*Written request*
Print, exactly and completely, every entry in the data.
+ + + + +
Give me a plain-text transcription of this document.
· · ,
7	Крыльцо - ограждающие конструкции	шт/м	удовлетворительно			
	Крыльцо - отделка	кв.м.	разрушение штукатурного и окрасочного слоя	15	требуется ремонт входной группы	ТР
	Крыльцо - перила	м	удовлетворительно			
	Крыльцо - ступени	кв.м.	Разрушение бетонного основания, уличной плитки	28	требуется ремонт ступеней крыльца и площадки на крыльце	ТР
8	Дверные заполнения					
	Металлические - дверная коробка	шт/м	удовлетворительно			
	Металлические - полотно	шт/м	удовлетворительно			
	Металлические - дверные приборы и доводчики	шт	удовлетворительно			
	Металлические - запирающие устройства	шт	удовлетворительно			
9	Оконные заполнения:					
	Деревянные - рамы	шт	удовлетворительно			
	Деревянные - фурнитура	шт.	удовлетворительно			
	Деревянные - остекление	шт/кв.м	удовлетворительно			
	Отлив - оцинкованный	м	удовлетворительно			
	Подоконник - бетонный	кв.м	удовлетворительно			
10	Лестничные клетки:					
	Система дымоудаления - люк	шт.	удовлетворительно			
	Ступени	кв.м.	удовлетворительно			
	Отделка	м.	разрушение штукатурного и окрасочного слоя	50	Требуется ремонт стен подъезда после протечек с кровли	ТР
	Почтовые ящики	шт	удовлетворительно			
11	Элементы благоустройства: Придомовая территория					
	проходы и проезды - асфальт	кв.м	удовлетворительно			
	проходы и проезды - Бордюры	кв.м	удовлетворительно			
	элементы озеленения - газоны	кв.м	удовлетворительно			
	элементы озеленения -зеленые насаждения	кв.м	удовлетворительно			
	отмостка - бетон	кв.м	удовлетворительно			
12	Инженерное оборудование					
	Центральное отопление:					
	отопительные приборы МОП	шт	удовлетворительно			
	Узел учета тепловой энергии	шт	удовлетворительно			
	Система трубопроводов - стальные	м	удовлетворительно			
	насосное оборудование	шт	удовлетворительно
+ + + + +
*Expected answer*
Give me a plain-text transcription of this document.
· · ,
7	Крыльцо - ограждающие конструкции	шт/м	удовлетворительно			
	Крыльцо - отделка	кв.м.	разрушение штукатурного и окрасочного слоя	15	требуется ремонт входной группы	ТР
	Крыльцо - перила	м	удовлетворительно			
	Крыльцо - ступени	кв.м.	Разрушение бетонного основания, уличной плитки	28	требуется ремонт ступеней крыльца и площадки на крыльце	ТР
8	Дверные заполнения					
	Металлические - дверная коробка	шт/м	удовлетворительно			
	Металлические - полотно	шт/м	удовлетворительно			
	Металлические - дверные приборы и доводчики	шт	удовлетворительно			
	Металлические - запирающие устройства	шт	удовлетворительно			
9	Оконные заполнения:					
	Деревянные - рамы	шт	удовлетворительно			
	Деревянные - фурнитура	шт.	удовлетворительно			
	Деревянные - остекление	шт/кв.м	удовлетворительно			
	Отлив - оцинкованный	м	удовлетворительно			
	Подоконник - бетонный	кв.м	удовлетворительно			
10	Лестничные клетки:					
	Система дымоудаления - люк	шт.	удовлетворительно			
	Ступени	кв.м.	удовлетворительно			
	Отделка	м.	разрушение штукатурного и окрасочного слоя	50	Требуется ремонт стен подъезда после протечек с кровли	ТР
	Почтовые ящики	шт	удовлетворительно			
11	Элементы благоустройства: Придомовая территория					
	проходы и проезды - асфальт	кв.м	удовлетворительно			
	проходы и проезды - Бордюры	кв.м	удовлетворительно			
	элементы озеленения - газоны	кв.м	удовлетворительно			
	элементы озеленения -зеленые насаждения	кв.м	удовлетворительно			
	отмостка - бетон	кв.м	удовлетворительно			
12	Инженерное оборудование					
	Центральное отопление:					
	отопительные приборы МОП	шт	удовлетворительно			
	Узел учета тепловой энергии	шт	удовлетворительно			
	Система трубопроводов - стальные	м	удовлетворительно			
	насосное оборудование	шт	удовлетворительно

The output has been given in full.